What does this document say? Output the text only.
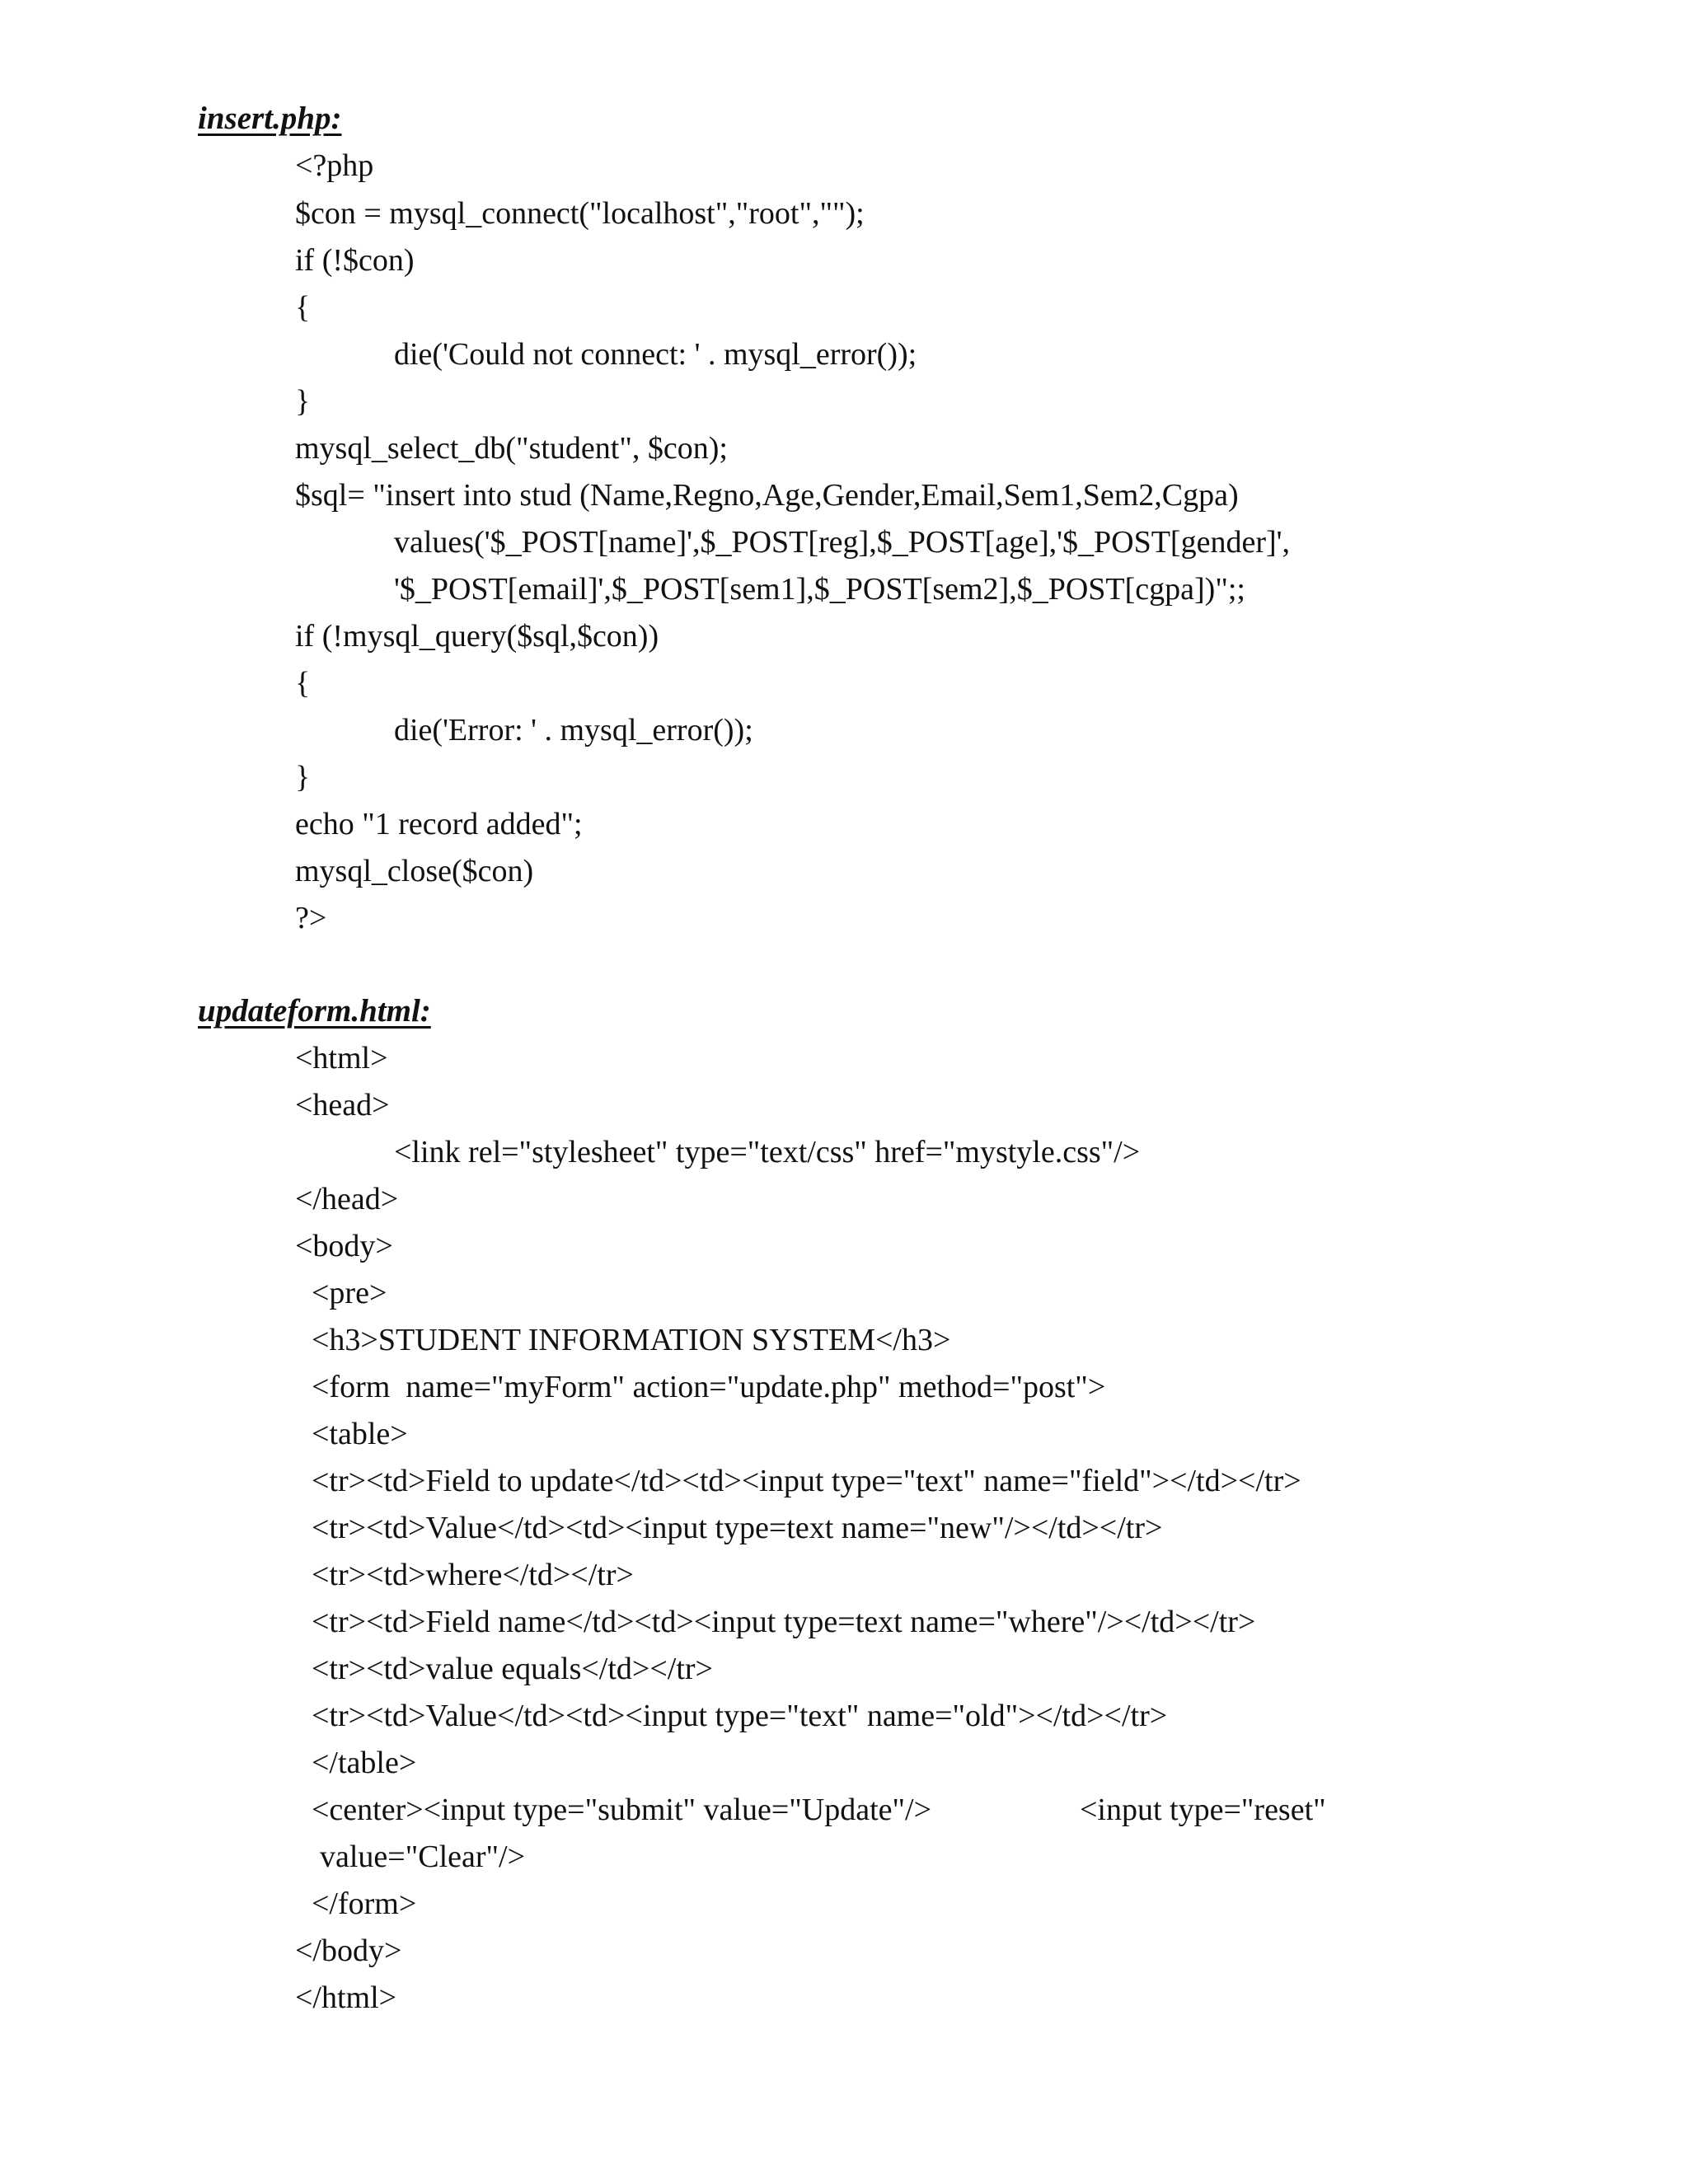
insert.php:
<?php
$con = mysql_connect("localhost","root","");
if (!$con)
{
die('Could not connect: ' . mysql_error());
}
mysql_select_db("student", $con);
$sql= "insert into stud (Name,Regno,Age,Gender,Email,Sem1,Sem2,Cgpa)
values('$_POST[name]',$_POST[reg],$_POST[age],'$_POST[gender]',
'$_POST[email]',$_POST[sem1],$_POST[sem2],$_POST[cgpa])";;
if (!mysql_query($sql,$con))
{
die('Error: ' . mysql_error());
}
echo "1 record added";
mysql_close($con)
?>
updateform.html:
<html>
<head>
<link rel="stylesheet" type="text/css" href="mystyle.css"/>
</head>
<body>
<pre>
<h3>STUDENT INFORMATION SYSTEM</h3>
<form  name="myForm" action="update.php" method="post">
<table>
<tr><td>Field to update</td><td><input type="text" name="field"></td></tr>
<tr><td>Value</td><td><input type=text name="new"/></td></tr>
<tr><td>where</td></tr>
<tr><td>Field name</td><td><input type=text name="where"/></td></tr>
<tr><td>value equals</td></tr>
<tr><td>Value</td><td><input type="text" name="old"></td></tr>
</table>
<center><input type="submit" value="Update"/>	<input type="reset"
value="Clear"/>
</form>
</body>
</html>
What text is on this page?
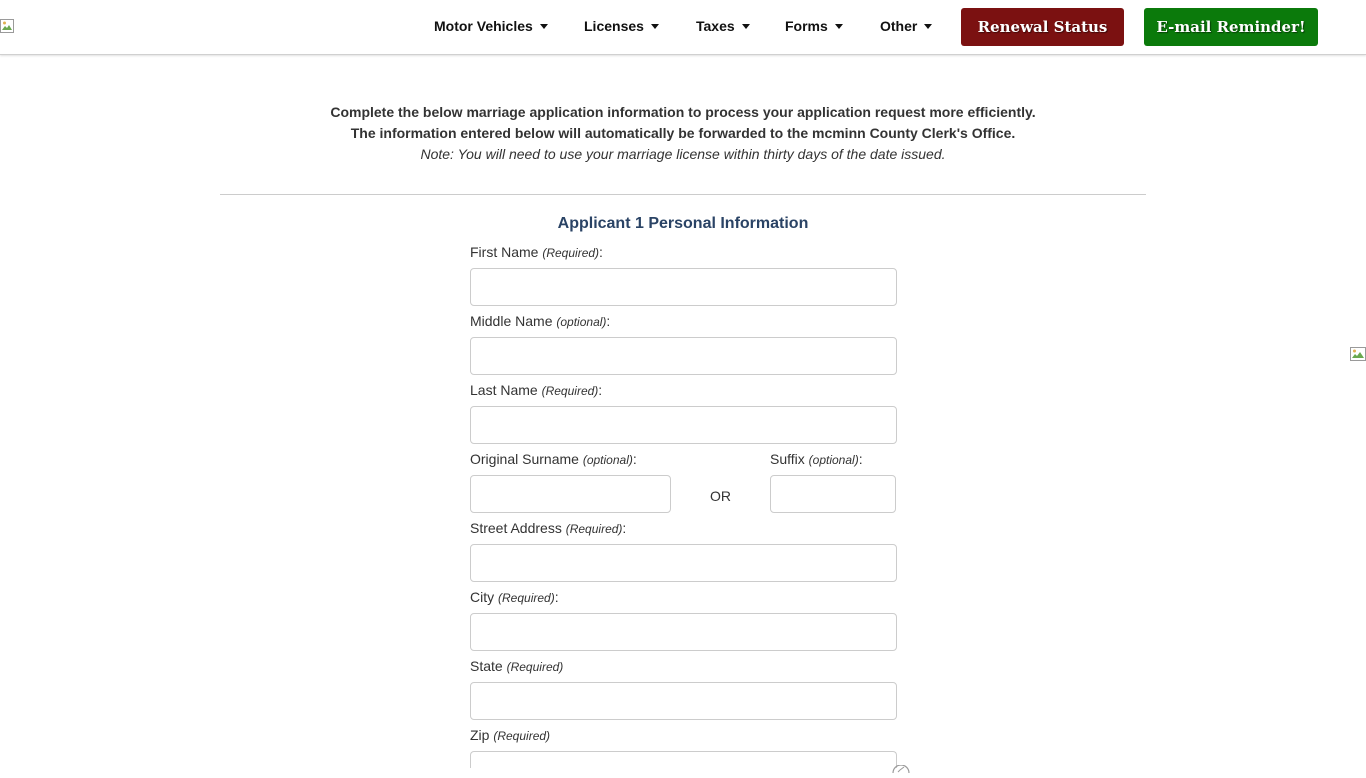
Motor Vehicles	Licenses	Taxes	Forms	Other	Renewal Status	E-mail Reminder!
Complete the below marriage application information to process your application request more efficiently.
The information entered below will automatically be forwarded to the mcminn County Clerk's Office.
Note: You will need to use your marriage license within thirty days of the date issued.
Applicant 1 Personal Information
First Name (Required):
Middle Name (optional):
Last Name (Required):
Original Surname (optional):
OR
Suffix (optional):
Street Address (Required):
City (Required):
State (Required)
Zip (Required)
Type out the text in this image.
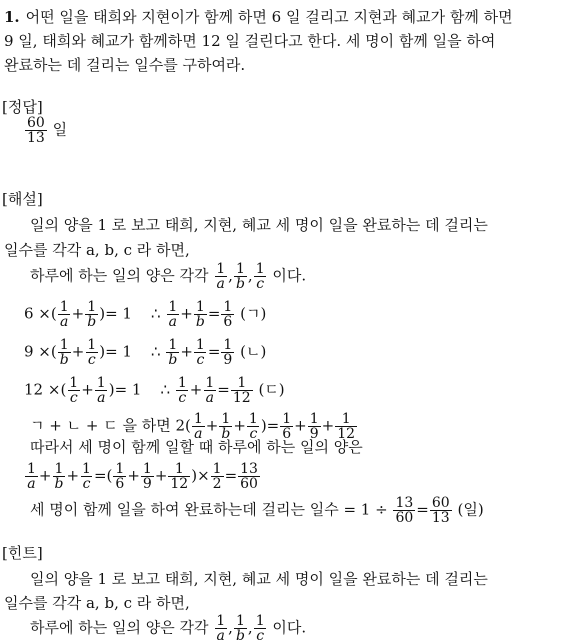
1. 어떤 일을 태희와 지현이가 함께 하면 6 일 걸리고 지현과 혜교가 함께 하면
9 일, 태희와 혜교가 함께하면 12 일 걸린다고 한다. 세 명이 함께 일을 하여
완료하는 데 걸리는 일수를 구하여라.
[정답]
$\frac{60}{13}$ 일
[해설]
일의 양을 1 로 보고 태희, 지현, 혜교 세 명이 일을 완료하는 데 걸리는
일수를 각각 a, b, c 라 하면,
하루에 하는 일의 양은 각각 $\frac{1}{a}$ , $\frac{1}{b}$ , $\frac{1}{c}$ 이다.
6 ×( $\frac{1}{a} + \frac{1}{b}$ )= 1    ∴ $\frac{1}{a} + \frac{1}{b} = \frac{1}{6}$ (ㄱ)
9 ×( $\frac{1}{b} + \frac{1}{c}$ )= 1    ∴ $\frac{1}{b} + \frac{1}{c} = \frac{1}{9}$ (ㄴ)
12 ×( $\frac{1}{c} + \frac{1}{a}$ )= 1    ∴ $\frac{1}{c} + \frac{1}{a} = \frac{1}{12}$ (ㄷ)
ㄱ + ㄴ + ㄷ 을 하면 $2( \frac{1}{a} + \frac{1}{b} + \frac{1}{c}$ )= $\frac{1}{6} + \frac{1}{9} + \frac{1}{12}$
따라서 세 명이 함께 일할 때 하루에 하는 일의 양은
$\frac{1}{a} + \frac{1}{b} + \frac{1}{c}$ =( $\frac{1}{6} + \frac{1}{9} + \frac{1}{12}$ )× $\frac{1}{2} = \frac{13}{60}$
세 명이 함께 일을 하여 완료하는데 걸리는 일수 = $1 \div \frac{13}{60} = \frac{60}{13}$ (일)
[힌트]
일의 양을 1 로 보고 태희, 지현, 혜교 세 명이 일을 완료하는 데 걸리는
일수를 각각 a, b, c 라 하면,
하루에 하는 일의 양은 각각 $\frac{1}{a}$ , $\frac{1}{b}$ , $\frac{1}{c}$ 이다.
● ● ●
Given task>
In your copy of the listing above, reproduce each line exactly and omit all pictures.

Full output>
What does this document say? Output the text only.
insert.php:
<?php
$con = mysql_connect("localhost","root","");
if (!$con)
{
die('Could not connect: ' . mysql_error());
}
mysql_select_db("student", $con);
$sql= "insert into stud (Name,Regno,Age,Gender,Email,Sem1,Sem2,Cgpa)
values('$_POST[name]',$_POST[reg],$_POST[age],'$_POST[gender]',
'$_POST[email]',$_POST[sem1],$_POST[sem2],$_POST[cgpa])";;
if (!mysql_query($sql,$con))
{
die('Error: ' . mysql_error());
}
echo "1 record added";
mysql_close($con)
?>
updateform.html:
<html>
<head>
<link rel="stylesheet" type="text/css" href="mystyle.css"/>
</head>
<body>
<pre>
<h3>STUDENT INFORMATION SYSTEM</h3>
<form  name="myForm" action="update.php" method="post">
<table>
<tr><td>Field to update</td><td><input type="text" name="field"></td></tr>
<tr><td>Value</td><td><input type=text name="new"/></td></tr>
<tr><td>where</td></tr>
<tr><td>Field name</td><td><input type=text name="where"/></td></tr>
<tr><td>value equals</td></tr>
<tr><td>Value</td><td><input type="text" name="old"></td></tr>
</table>
<center><input type="submit" value="Update"/>	<input type="reset"
value="Clear"/>
</form>
</body>
</html>
What text is on this page?
Motor Vehicles	Licenses	Taxes	Forms	Other	Renewal Status	E-mail Reminder!
Complete the below marriage application information to process your application request more efficiently.
The information entered below will automatically be forwarded to the mcminn County Clerk's Office.
Note: You will need to use your marriage license within thirty days of the date issued.
Applicant 1 Personal Information
First Name (Required):
Middle Name (optional):
Last Name (Required):
Original Surname (optional):
OR
Suffix (optional):
Street Address (Required):
City (Required):
State (Required)
Zip (Required)
Type out the text in this image.
1. 어떤 일을 태희와 지현이가 함께 하면 6 일 걸리고 지현과 혜교가 함께 하면
9 일, 태희와 혜교가 함께하면 12 일 걸린다고 한다. 세 명이 함께 일을 하여
완료하는 데 걸리는 일수를 구하여라.
[정답]
$\frac{60}{13}$ 일
[해설]
일의 양을 1 로 보고 태희, 지현, 혜교 세 명이 일을 완료하는 데 걸리는
일수를 각각 a, b, c 라 하면,
하루에 하는 일의 양은 각각 $\frac{1}{a}$ , $\frac{1}{b}$ , $\frac{1}{c}$ 이다.
6 ×( $\frac{1}{a} + \frac{1}{b}$ )= 1    ∴ $\frac{1}{a} + \frac{1}{b} = \frac{1}{6}$ (ㄱ)
9 ×( $\frac{1}{b} + \frac{1}{c}$ )= 1    ∴ $\frac{1}{b} + \frac{1}{c} = \frac{1}{9}$ (ㄴ)
12 ×( $\frac{1}{c} + \frac{1}{a}$ )= 1    ∴ $\frac{1}{c} + \frac{1}{a} = \frac{1}{12}$ (ㄷ)
ㄱ + ㄴ + ㄷ 을 하면 $2( \frac{1}{a} + \frac{1}{b} + \frac{1}{c}$ )= $\frac{1}{6} + \frac{1}{9} + \frac{1}{12}$
따라서 세 명이 함께 일할 때 하루에 하는 일의 양은
$\frac{1}{a} + \frac{1}{b} + \frac{1}{c}$ =( $\frac{1}{6} + \frac{1}{9} + \frac{1}{12}$ )× $\frac{1}{2} = \frac{13}{60}$
세 명이 함께 일을 하여 완료하는데 걸리는 일수 = $1 \div \frac{13}{60} = \frac{60}{13}$ (일)
[힌트]
일의 양을 1 로 보고 태희, 지현, 혜교 세 명이 일을 완료하는 데 걸리는
일수를 각각 a, b, c 라 하면,
하루에 하는 일의 양은 각각 $\frac{1}{a}$ , $\frac{1}{b}$ , $\frac{1}{c}$ 이다.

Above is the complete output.